What the task requires>
Below is a block of records: output all of them exactly and leave out the pictures.

--- start Data for processing ---

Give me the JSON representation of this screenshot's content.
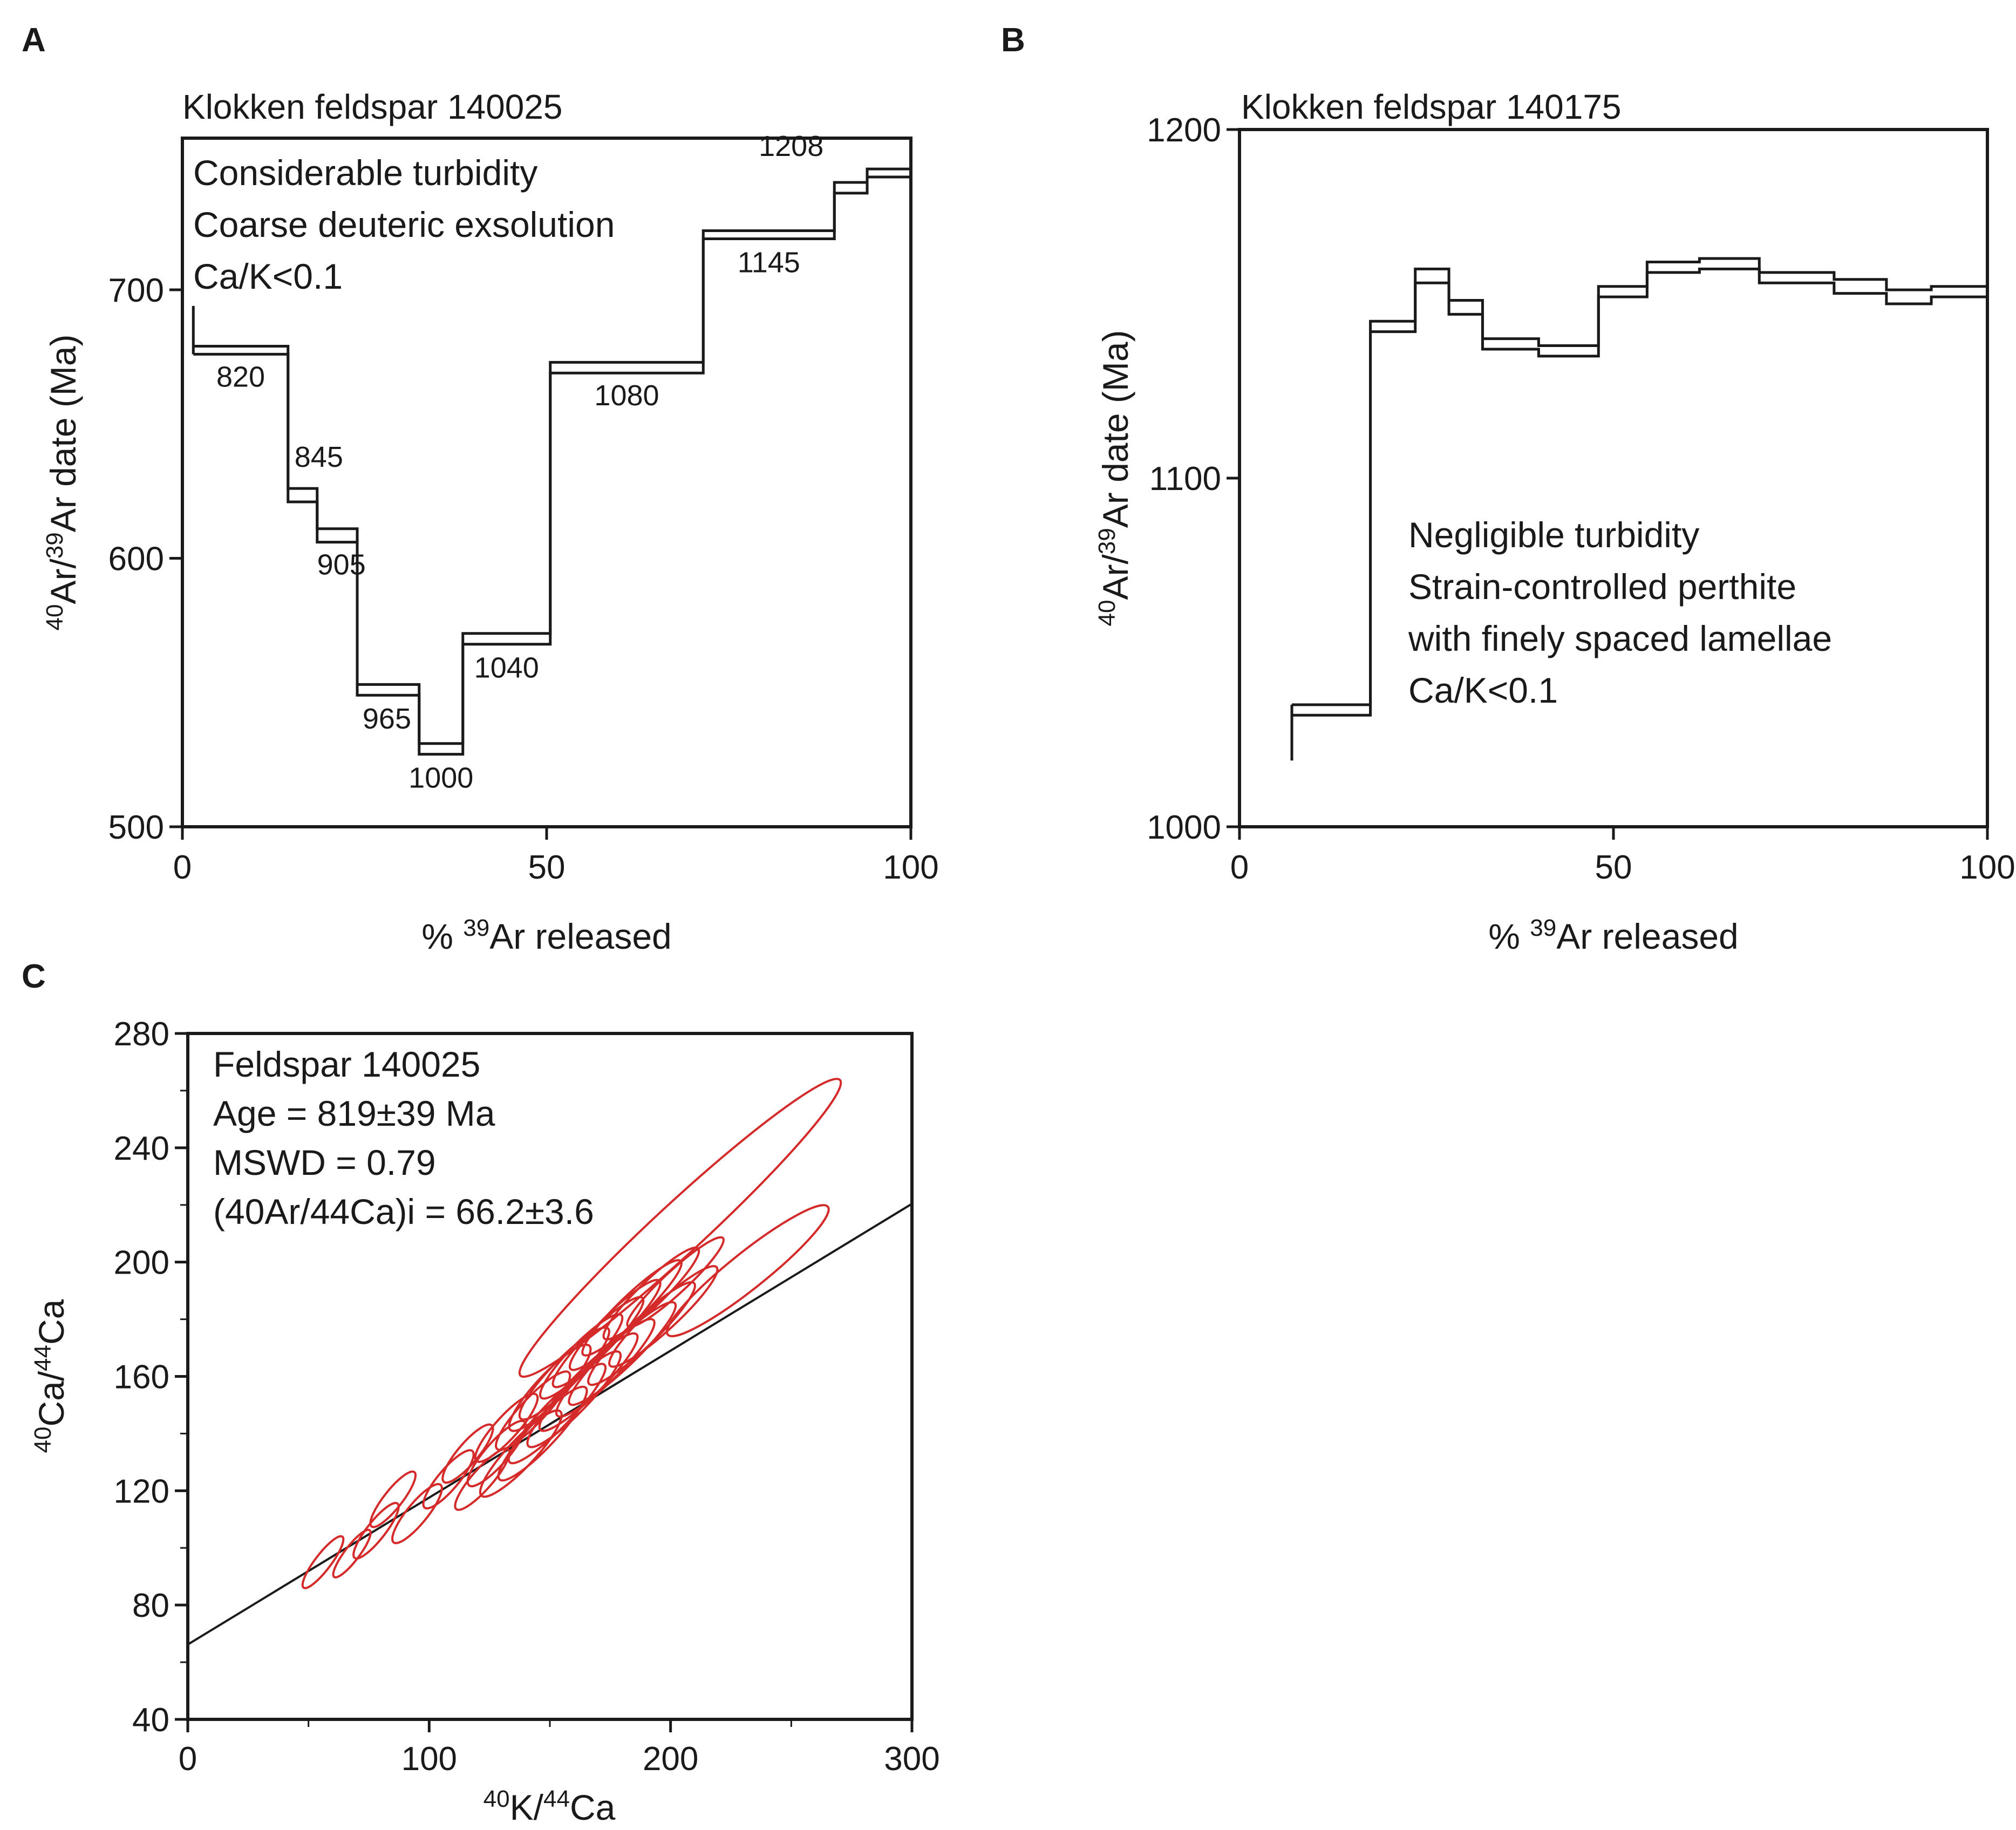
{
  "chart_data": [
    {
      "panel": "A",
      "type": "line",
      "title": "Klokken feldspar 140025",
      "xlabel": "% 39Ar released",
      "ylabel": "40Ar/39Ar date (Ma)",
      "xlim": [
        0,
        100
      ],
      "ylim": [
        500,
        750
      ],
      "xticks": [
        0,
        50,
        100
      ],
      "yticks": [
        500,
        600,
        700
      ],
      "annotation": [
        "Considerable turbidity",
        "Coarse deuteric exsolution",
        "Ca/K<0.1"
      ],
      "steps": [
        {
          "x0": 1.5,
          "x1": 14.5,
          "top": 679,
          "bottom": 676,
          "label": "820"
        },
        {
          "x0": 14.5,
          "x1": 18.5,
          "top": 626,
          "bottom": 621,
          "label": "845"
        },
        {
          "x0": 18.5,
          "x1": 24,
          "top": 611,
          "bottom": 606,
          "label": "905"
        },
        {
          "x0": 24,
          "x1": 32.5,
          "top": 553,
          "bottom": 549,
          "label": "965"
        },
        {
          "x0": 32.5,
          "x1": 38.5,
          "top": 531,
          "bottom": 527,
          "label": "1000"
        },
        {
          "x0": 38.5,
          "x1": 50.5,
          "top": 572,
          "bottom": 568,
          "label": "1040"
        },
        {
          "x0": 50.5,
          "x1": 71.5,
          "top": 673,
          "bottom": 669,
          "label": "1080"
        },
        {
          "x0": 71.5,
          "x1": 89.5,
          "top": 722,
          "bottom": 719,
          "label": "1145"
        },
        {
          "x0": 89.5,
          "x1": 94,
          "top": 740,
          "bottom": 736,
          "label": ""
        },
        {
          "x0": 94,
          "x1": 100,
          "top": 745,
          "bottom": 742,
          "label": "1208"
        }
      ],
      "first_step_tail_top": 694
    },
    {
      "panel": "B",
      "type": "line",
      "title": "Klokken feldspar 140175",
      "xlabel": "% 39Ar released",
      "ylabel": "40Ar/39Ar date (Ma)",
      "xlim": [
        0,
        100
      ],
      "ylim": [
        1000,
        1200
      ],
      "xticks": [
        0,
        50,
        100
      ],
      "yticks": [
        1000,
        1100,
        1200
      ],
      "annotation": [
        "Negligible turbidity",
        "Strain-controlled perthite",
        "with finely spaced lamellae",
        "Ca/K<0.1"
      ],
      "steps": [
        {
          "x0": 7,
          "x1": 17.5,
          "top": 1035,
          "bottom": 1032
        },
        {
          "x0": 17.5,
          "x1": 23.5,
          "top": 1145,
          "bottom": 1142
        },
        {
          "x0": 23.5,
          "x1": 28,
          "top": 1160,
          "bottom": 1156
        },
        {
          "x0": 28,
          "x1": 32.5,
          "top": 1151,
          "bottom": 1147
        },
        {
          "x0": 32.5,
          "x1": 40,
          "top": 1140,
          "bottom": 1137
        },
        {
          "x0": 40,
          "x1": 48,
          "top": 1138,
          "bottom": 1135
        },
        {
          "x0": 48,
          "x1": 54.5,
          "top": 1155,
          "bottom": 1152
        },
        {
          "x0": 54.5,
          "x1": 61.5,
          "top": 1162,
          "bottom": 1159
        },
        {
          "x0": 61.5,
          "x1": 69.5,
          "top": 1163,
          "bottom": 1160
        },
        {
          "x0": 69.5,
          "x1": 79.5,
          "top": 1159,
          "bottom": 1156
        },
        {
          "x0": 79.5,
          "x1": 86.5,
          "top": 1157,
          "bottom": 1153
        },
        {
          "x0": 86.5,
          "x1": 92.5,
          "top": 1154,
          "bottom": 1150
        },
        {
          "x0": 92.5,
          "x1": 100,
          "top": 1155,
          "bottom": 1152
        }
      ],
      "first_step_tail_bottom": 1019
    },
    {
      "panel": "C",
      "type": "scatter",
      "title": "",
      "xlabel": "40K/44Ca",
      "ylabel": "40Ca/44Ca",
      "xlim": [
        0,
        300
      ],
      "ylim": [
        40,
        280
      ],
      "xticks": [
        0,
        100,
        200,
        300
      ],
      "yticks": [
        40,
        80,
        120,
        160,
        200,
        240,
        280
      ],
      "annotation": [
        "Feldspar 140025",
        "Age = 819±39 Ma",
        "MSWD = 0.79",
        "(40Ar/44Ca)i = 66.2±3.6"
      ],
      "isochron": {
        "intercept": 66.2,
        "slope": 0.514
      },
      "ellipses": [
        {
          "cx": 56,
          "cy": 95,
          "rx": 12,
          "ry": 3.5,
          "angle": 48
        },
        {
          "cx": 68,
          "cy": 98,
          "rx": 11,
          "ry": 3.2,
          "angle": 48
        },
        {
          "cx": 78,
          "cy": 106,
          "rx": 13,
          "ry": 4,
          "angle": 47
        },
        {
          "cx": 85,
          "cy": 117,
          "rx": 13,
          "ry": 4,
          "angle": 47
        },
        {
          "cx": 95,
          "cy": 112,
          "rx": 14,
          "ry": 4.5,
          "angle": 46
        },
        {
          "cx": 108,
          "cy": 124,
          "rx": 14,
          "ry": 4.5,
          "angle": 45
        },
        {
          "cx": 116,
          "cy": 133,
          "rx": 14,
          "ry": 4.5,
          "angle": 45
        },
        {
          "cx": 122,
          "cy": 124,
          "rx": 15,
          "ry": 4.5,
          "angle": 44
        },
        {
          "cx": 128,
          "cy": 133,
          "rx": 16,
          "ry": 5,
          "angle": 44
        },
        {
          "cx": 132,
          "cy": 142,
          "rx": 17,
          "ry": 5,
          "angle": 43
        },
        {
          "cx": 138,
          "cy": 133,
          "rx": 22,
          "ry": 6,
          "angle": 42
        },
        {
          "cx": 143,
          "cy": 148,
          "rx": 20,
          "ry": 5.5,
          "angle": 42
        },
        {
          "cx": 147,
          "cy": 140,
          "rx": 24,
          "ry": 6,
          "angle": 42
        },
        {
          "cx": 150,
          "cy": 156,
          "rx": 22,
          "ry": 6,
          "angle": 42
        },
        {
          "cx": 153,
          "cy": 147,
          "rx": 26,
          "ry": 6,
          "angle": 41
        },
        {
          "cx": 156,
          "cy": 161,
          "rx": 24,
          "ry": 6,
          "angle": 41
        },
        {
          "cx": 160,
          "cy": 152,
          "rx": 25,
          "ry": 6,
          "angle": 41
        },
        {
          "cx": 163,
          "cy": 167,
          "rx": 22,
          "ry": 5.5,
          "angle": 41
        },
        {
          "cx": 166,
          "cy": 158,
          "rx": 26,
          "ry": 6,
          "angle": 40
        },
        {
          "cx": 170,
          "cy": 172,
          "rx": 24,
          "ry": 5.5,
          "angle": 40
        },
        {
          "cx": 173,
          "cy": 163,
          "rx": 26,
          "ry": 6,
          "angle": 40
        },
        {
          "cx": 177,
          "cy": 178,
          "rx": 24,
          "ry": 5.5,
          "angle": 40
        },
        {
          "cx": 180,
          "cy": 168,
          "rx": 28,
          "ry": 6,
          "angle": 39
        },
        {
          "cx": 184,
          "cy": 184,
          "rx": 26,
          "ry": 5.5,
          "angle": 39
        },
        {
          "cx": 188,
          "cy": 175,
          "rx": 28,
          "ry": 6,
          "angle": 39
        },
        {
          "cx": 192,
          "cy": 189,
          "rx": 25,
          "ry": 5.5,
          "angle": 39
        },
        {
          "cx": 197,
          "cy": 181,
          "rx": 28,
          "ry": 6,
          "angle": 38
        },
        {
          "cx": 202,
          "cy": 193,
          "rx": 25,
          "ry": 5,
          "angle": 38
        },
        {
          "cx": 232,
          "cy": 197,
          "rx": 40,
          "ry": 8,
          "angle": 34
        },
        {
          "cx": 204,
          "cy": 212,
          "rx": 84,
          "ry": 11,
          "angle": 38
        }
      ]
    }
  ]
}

--- end Data for processing ---

Full response>
Give me the JSON representation of this screenshot's content.
{
  "chart_data": [
    {
      "panel": "A",
      "type": "line",
      "title": "Klokken feldspar 140025",
      "xlabel": "% 39Ar released",
      "ylabel": "40Ar/39Ar date (Ma)",
      "xlim": [
        0,
        100
      ],
      "ylim": [
        500,
        750
      ],
      "xticks": [
        0,
        50,
        100
      ],
      "yticks": [
        500,
        600,
        700
      ],
      "annotation": [
        "Considerable turbidity",
        "Coarse deuteric exsolution",
        "Ca/K<0.1"
      ],
      "steps": [
        {
          "x0": 1.5,
          "x1": 14.5,
          "top": 679,
          "bottom": 676,
          "label": "820"
        },
        {
          "x0": 14.5,
          "x1": 18.5,
          "top": 626,
          "bottom": 621,
          "label": "845"
        },
        {
          "x0": 18.5,
          "x1": 24,
          "top": 611,
          "bottom": 606,
          "label": "905"
        },
        {
          "x0": 24,
          "x1": 32.5,
          "top": 553,
          "bottom": 549,
          "label": "965"
        },
        {
          "x0": 32.5,
          "x1": 38.5,
          "top": 531,
          "bottom": 527,
          "label": "1000"
        },
        {
          "x0": 38.5,
          "x1": 50.5,
          "top": 572,
          "bottom": 568,
          "label": "1040"
        },
        {
          "x0": 50.5,
          "x1": 71.5,
          "top": 673,
          "bottom": 669,
          "label": "1080"
        },
        {
          "x0": 71.5,
          "x1": 89.5,
          "top": 722,
          "bottom": 719,
          "label": "1145"
        },
        {
          "x0": 89.5,
          "x1": 94,
          "top": 740,
          "bottom": 736,
          "label": ""
        },
        {
          "x0": 94,
          "x1": 100,
          "top": 745,
          "bottom": 742,
          "label": "1208"
        }
      ],
      "first_step_tail_top": 694
    },
    {
      "panel": "B",
      "type": "line",
      "title": "Klokken feldspar 140175",
      "xlabel": "% 39Ar released",
      "ylabel": "40Ar/39Ar date (Ma)",
      "xlim": [
        0,
        100
      ],
      "ylim": [
        1000,
        1200
      ],
      "xticks": [
        0,
        50,
        100
      ],
      "yticks": [
        1000,
        1100,
        1200
      ],
      "annotation": [
        "Negligible turbidity",
        "Strain-controlled perthite",
        "with finely spaced lamellae",
        "Ca/K<0.1"
      ],
      "steps": [
        {
          "x0": 7,
          "x1": 17.5,
          "top": 1035,
          "bottom": 1032
        },
        {
          "x0": 17.5,
          "x1": 23.5,
          "top": 1145,
          "bottom": 1142
        },
        {
          "x0": 23.5,
          "x1": 28,
          "top": 1160,
          "bottom": 1156
        },
        {
          "x0": 28,
          "x1": 32.5,
          "top": 1151,
          "bottom": 1147
        },
        {
          "x0": 32.5,
          "x1": 40,
          "top": 1140,
          "bottom": 1137
        },
        {
          "x0": 40,
          "x1": 48,
          "top": 1138,
          "bottom": 1135
        },
        {
          "x0": 48,
          "x1": 54.5,
          "top": 1155,
          "bottom": 1152
        },
        {
          "x0": 54.5,
          "x1": 61.5,
          "top": 1162,
          "bottom": 1159
        },
        {
          "x0": 61.5,
          "x1": 69.5,
          "top": 1163,
          "bottom": 1160
        },
        {
          "x0": 69.5,
          "x1": 79.5,
          "top": 1159,
          "bottom": 1156
        },
        {
          "x0": 79.5,
          "x1": 86.5,
          "top": 1157,
          "bottom": 1153
        },
        {
          "x0": 86.5,
          "x1": 92.5,
          "top": 1154,
          "bottom": 1150
        },
        {
          "x0": 92.5,
          "x1": 100,
          "top": 1155,
          "bottom": 1152
        }
      ],
      "first_step_tail_bottom": 1019
    },
    {
      "panel": "C",
      "type": "scatter",
      "title": "",
      "xlabel": "40K/44Ca",
      "ylabel": "40Ca/44Ca",
      "xlim": [
        0,
        300
      ],
      "ylim": [
        40,
        280
      ],
      "xticks": [
        0,
        100,
        200,
        300
      ],
      "yticks": [
        40,
        80,
        120,
        160,
        200,
        240,
        280
      ],
      "annotation": [
        "Feldspar 140025",
        "Age = 819±39 Ma",
        "MSWD = 0.79",
        "(40Ar/44Ca)i = 66.2±3.6"
      ],
      "isochron": {
        "intercept": 66.2,
        "slope": 0.514
      },
      "ellipses": [
        {
          "cx": 56,
          "cy": 95,
          "rx": 12,
          "ry": 3.5,
          "angle": 48
        },
        {
          "cx": 68,
          "cy": 98,
          "rx": 11,
          "ry": 3.2,
          "angle": 48
        },
        {
          "cx": 78,
          "cy": 106,
          "rx": 13,
          "ry": 4,
          "angle": 47
        },
        {
          "cx": 85,
          "cy": 117,
          "rx": 13,
          "ry": 4,
          "angle": 47
        },
        {
          "cx": 95,
          "cy": 112,
          "rx": 14,
          "ry": 4.5,
          "angle": 46
        },
        {
          "cx": 108,
          "cy": 124,
          "rx": 14,
          "ry": 4.5,
          "angle": 45
        },
        {
          "cx": 116,
          "cy": 133,
          "rx": 14,
          "ry": 4.5,
          "angle": 45
        },
        {
          "cx": 122,
          "cy": 124,
          "rx": 15,
          "ry": 4.5,
          "angle": 44
        },
        {
          "cx": 128,
          "cy": 133,
          "rx": 16,
          "ry": 5,
          "angle": 44
        },
        {
          "cx": 132,
          "cy": 142,
          "rx": 17,
          "ry": 5,
          "angle": 43
        },
        {
          "cx": 138,
          "cy": 133,
          "rx": 22,
          "ry": 6,
          "angle": 42
        },
        {
          "cx": 143,
          "cy": 148,
          "rx": 20,
          "ry": 5.5,
          "angle": 42
        },
        {
          "cx": 147,
          "cy": 140,
          "rx": 24,
          "ry": 6,
          "angle": 42
        },
        {
          "cx": 150,
          "cy": 156,
          "rx": 22,
          "ry": 6,
          "angle": 42
        },
        {
          "cx": 153,
          "cy": 147,
          "rx": 26,
          "ry": 6,
          "angle": 41
        },
        {
          "cx": 156,
          "cy": 161,
          "rx": 24,
          "ry": 6,
          "angle": 41
        },
        {
          "cx": 160,
          "cy": 152,
          "rx": 25,
          "ry": 6,
          "angle": 41
        },
        {
          "cx": 163,
          "cy": 167,
          "rx": 22,
          "ry": 5.5,
          "angle": 41
        },
        {
          "cx": 166,
          "cy": 158,
          "rx": 26,
          "ry": 6,
          "angle": 40
        },
        {
          "cx": 170,
          "cy": 172,
          "rx": 24,
          "ry": 5.5,
          "angle": 40
        },
        {
          "cx": 173,
          "cy": 163,
          "rx": 26,
          "ry": 6,
          "angle": 40
        },
        {
          "cx": 177,
          "cy": 178,
          "rx": 24,
          "ry": 5.5,
          "angle": 40
        },
        {
          "cx": 180,
          "cy": 168,
          "rx": 28,
          "ry": 6,
          "angle": 39
        },
        {
          "cx": 184,
          "cy": 184,
          "rx": 26,
          "ry": 5.5,
          "angle": 39
        },
        {
          "cx": 188,
          "cy": 175,
          "rx": 28,
          "ry": 6,
          "angle": 39
        },
        {
          "cx": 192,
          "cy": 189,
          "rx": 25,
          "ry": 5.5,
          "angle": 39
        },
        {
          "cx": 197,
          "cy": 181,
          "rx": 28,
          "ry": 6,
          "angle": 38
        },
        {
          "cx": 202,
          "cy": 193,
          "rx": 25,
          "ry": 5,
          "angle": 38
        },
        {
          "cx": 232,
          "cy": 197,
          "rx": 40,
          "ry": 8,
          "angle": 34
        },
        {
          "cx": 204,
          "cy": 212,
          "rx": 84,
          "ry": 11,
          "angle": 38
        }
      ]
    }
  ]
}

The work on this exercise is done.